===== SOURCE RECORDS

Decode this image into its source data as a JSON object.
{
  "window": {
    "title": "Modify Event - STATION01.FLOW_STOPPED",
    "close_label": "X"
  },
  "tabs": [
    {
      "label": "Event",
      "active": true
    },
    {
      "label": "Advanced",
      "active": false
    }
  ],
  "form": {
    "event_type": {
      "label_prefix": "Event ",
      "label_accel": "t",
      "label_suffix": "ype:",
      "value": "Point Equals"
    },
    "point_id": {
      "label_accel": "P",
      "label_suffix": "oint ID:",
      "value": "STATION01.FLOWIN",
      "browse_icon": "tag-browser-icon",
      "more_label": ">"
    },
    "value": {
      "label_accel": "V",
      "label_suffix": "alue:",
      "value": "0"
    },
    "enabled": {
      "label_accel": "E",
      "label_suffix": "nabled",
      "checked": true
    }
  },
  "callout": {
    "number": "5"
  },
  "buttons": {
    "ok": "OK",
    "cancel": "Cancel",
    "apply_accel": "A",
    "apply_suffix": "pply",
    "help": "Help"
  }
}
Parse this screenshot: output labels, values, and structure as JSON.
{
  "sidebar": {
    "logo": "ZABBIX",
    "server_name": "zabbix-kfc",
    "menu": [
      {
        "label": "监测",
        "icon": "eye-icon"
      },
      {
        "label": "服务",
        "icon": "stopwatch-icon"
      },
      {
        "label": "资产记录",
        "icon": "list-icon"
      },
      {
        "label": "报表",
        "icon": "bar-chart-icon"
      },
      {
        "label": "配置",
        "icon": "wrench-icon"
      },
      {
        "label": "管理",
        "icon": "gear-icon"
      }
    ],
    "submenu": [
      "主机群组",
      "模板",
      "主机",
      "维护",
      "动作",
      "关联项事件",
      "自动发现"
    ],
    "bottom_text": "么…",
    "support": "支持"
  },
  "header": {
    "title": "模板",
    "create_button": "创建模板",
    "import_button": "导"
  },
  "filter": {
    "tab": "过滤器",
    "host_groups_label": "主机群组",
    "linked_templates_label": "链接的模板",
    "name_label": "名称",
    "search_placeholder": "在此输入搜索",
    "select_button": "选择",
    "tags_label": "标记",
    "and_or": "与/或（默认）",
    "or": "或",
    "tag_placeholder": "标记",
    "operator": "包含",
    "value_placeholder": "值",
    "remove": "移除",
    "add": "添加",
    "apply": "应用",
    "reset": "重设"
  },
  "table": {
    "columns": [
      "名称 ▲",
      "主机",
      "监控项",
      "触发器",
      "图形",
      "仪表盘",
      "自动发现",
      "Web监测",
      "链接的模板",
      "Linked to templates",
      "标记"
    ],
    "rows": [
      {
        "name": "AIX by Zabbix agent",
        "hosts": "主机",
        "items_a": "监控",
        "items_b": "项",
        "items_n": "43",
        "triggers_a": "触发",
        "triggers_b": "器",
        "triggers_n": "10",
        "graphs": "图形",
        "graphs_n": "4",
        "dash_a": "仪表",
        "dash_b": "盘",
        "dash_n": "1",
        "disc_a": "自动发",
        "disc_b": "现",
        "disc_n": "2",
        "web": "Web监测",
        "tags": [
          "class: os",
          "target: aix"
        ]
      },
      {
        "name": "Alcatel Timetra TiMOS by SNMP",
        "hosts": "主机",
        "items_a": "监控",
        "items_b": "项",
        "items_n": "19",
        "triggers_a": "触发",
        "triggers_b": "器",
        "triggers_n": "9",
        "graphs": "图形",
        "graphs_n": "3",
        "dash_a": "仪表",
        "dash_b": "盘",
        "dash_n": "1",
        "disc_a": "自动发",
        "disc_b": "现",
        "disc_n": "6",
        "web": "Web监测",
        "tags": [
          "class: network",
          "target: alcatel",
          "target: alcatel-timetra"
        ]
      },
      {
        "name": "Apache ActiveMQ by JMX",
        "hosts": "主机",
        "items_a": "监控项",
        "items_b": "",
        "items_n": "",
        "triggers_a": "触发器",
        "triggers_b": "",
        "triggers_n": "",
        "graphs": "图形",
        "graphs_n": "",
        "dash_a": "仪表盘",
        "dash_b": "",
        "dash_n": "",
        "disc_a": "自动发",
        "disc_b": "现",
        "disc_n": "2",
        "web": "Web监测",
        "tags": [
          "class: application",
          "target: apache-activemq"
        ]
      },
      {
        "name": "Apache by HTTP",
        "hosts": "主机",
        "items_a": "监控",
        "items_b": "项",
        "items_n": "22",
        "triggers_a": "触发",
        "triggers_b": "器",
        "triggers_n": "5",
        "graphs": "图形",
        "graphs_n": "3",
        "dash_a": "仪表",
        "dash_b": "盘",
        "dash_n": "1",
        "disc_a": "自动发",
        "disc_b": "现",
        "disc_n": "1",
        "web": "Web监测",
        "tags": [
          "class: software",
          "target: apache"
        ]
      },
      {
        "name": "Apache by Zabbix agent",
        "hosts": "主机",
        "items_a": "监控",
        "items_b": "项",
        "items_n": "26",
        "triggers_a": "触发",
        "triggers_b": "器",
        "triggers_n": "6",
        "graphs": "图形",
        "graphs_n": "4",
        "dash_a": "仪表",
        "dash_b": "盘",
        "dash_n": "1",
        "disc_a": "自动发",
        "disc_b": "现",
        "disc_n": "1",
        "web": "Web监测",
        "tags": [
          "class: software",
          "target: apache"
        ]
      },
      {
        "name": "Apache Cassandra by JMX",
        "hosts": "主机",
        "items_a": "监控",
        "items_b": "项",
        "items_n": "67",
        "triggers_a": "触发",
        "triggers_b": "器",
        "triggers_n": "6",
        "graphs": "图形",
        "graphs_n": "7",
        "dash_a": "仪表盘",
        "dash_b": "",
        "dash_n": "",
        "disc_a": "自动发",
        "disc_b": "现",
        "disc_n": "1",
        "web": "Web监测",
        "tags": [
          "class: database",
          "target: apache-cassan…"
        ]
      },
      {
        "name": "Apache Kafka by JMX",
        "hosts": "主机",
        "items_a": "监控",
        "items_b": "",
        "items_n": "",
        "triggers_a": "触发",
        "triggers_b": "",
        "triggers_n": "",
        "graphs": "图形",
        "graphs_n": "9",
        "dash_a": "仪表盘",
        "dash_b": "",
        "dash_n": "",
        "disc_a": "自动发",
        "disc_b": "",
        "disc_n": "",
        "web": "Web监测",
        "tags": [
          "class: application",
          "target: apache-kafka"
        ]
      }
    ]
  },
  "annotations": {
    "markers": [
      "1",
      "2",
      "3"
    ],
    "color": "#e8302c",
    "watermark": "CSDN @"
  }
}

==========

Count the lines in the records above that contain the word "链接的模板", and reply with only that number.

2